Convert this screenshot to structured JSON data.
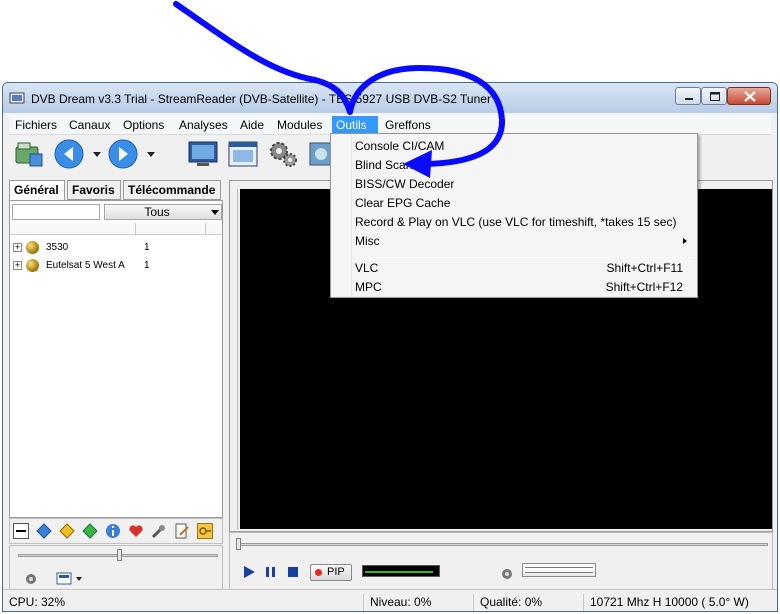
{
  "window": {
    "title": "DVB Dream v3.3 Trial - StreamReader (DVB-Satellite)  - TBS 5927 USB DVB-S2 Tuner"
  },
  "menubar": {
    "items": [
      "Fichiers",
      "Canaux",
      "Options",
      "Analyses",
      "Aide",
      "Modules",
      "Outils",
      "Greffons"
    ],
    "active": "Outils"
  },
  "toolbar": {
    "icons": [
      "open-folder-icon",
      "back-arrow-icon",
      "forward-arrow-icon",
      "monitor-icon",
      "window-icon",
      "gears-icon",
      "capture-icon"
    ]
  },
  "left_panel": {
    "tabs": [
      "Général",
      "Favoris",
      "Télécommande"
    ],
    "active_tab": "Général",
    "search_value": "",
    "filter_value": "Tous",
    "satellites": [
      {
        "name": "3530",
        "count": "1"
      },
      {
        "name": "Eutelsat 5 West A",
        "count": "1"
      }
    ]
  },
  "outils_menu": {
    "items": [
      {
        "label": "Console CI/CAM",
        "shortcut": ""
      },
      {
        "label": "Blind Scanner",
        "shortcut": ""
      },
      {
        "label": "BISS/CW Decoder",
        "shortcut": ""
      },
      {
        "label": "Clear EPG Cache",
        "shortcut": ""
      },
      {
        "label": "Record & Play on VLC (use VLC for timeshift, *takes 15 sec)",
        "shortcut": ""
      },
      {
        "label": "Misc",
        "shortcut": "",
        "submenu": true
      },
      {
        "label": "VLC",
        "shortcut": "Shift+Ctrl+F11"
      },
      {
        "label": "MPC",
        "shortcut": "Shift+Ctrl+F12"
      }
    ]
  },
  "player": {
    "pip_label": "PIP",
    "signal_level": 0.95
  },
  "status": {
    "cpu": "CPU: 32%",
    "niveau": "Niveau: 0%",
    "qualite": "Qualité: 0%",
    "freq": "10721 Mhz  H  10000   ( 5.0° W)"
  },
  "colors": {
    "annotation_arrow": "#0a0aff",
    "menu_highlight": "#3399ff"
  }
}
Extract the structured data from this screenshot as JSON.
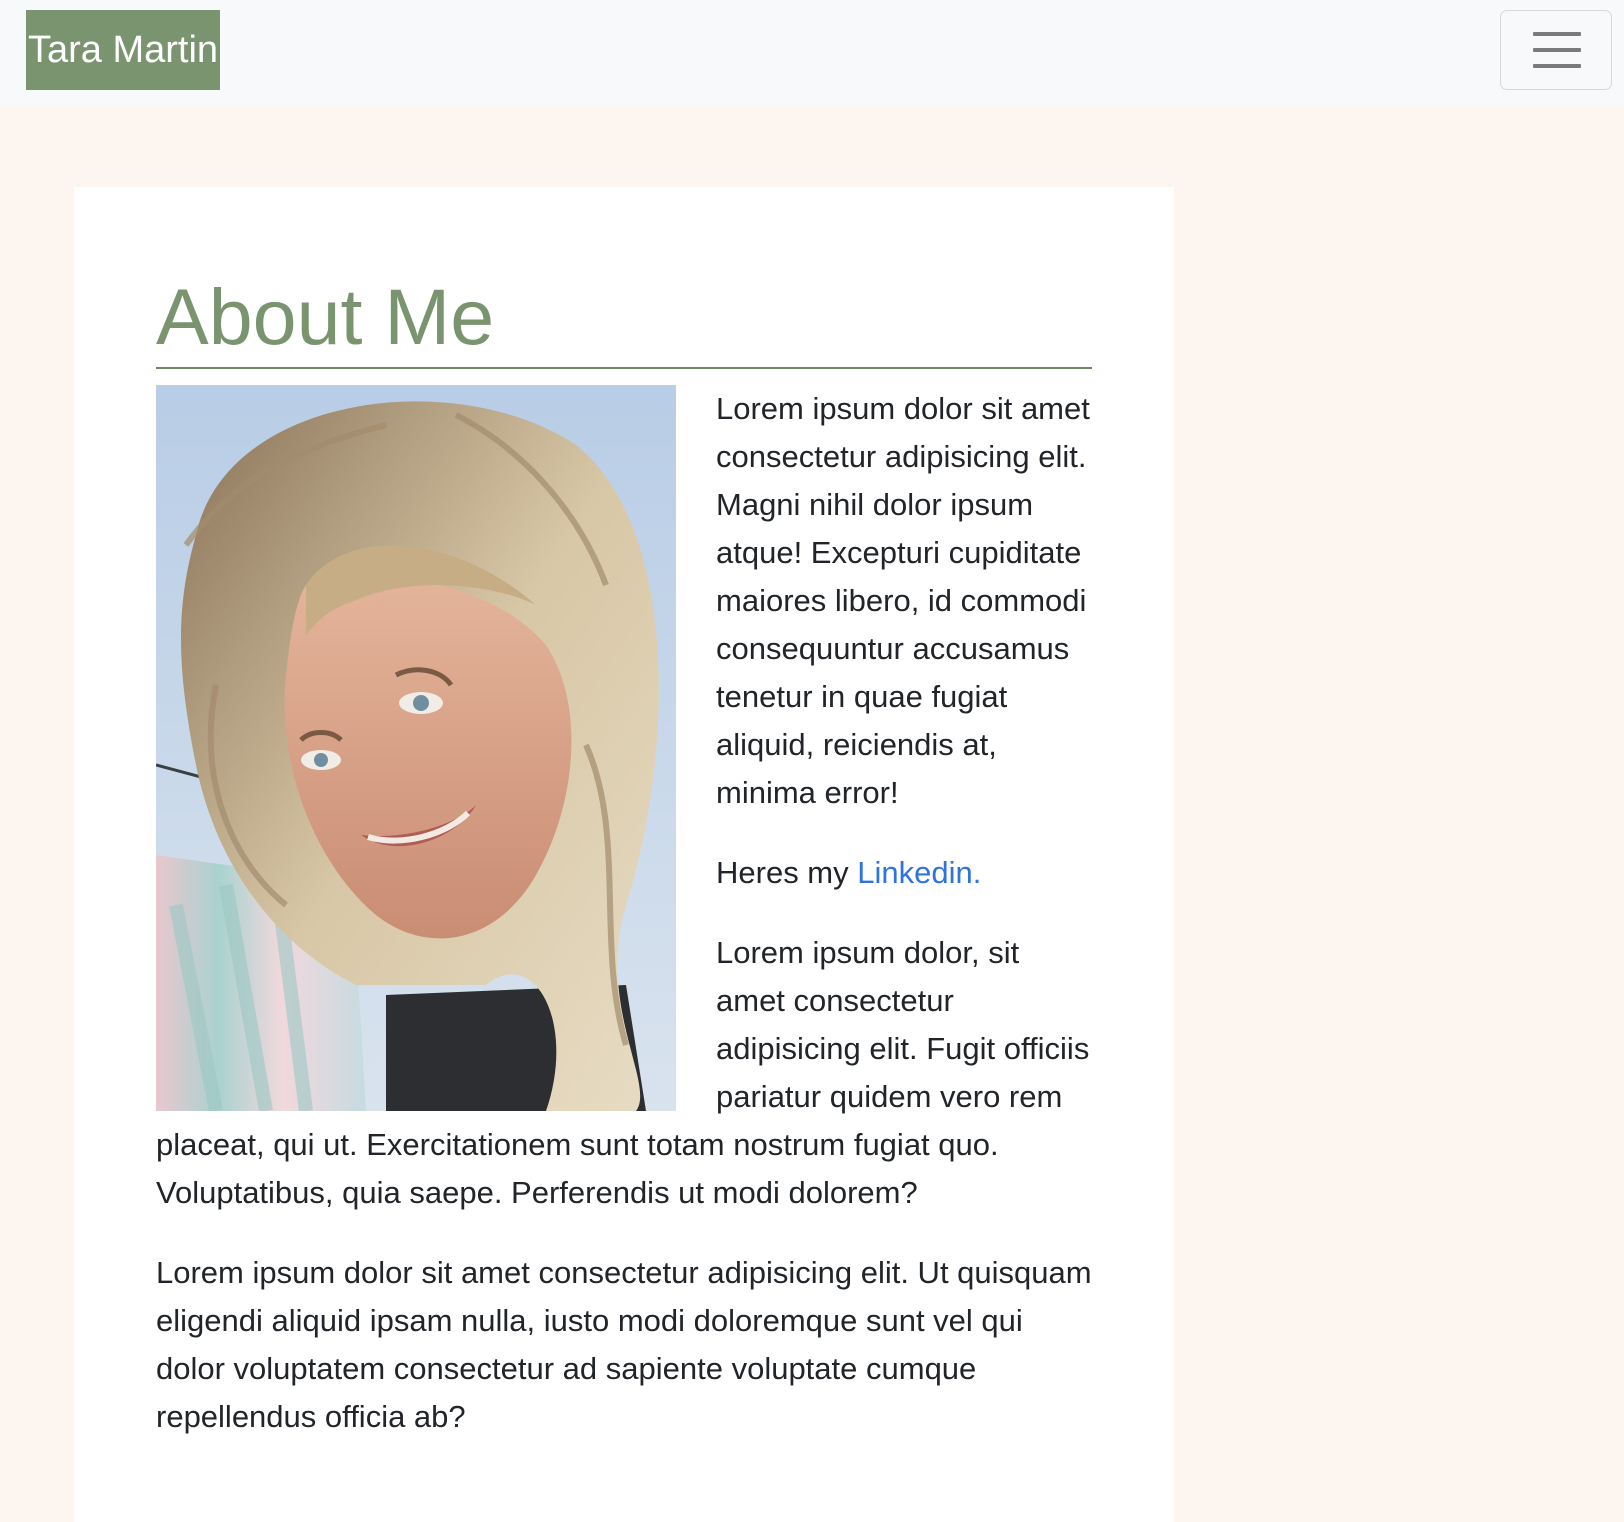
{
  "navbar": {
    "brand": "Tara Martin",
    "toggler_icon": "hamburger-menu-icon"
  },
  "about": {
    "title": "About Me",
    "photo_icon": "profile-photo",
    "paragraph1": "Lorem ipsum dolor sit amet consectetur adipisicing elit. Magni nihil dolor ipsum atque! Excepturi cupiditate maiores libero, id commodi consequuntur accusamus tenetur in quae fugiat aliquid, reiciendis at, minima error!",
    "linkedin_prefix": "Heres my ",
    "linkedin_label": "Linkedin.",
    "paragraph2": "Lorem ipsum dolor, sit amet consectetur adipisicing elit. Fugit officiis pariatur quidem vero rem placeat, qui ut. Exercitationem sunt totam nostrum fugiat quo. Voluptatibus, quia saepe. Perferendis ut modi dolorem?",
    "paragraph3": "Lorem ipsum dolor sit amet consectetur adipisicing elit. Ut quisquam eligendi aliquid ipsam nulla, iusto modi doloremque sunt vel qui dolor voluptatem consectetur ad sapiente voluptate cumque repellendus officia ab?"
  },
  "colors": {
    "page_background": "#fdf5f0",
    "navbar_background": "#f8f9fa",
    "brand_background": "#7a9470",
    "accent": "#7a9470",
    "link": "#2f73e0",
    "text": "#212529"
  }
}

▶ _TO BE DONE_: Extract every line above that contains the word "sunt".

▶ _SOLUTION_:
    "paragraph2": "Lorem ipsum dolor, sit amet consectetur adipisicing elit. Fugit officiis pariatur quidem vero rem placeat, qui ut. Exercitationem sunt totam nostrum fugiat quo. Voluptatibus, quia saepe. Perferendis ut modi dolorem?",
    "paragraph3": "Lorem ipsum dolor sit amet consectetur adipisicing elit. Ut quisquam eligendi aliquid ipsam nulla, iusto modi doloremque sunt vel qui dolor voluptatem consectetur ad sapiente voluptate cumque repellendus officia ab?"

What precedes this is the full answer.